**WHAT THE EXERCISE ASKS:** Among the records below, find each line that includes the string "Министра" and copy it.
─── RECORDS FOR THIS TASK ───
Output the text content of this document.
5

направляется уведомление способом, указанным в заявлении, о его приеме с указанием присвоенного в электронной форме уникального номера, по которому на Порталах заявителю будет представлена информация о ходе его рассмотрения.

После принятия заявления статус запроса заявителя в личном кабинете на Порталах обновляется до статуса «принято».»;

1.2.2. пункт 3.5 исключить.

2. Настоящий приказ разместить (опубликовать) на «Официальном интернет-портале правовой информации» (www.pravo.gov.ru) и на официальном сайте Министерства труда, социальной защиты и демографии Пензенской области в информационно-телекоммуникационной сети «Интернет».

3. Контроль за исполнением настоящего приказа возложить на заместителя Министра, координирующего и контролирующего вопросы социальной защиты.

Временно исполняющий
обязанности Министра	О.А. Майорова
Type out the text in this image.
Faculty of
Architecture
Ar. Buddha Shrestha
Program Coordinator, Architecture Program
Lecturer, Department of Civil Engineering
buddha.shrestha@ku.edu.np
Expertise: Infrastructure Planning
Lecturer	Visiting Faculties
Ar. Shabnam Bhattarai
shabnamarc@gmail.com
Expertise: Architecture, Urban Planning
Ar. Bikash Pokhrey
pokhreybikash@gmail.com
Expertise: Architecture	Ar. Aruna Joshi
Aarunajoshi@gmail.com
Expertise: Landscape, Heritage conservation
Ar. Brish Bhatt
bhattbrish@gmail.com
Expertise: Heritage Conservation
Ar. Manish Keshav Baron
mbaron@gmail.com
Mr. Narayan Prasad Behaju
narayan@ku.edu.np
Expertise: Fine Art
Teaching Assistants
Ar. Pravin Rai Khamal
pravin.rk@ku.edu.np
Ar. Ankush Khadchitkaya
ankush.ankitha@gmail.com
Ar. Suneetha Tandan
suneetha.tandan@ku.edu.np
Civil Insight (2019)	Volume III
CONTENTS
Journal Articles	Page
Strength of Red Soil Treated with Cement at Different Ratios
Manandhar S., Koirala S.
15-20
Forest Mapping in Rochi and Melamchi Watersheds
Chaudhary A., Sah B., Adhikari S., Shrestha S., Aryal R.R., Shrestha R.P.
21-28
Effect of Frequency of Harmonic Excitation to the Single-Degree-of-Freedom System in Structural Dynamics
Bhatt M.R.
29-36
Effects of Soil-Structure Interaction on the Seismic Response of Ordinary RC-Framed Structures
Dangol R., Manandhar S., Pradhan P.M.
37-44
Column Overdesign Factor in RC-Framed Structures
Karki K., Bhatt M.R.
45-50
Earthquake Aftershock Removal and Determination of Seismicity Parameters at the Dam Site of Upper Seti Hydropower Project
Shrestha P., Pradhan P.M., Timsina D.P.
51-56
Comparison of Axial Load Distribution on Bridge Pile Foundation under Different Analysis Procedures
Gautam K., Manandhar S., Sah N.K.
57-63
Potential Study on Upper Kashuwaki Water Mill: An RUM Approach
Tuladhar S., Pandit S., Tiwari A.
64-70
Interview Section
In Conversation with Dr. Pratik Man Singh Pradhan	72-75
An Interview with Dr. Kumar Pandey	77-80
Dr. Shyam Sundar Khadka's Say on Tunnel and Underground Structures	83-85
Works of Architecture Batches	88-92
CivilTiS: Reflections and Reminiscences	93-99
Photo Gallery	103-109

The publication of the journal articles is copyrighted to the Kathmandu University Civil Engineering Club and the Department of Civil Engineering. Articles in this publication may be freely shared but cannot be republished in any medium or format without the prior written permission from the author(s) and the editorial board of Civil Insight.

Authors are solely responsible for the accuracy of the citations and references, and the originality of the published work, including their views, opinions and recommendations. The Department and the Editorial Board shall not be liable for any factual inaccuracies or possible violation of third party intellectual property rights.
───
**WORKED ANSWER:**
3. Контроль за исполнением настоящего приказа возложить на заместителя Министра, координирующего и контролирующего вопросы социальной защиты.
обязанности Министра	О.А. Майорова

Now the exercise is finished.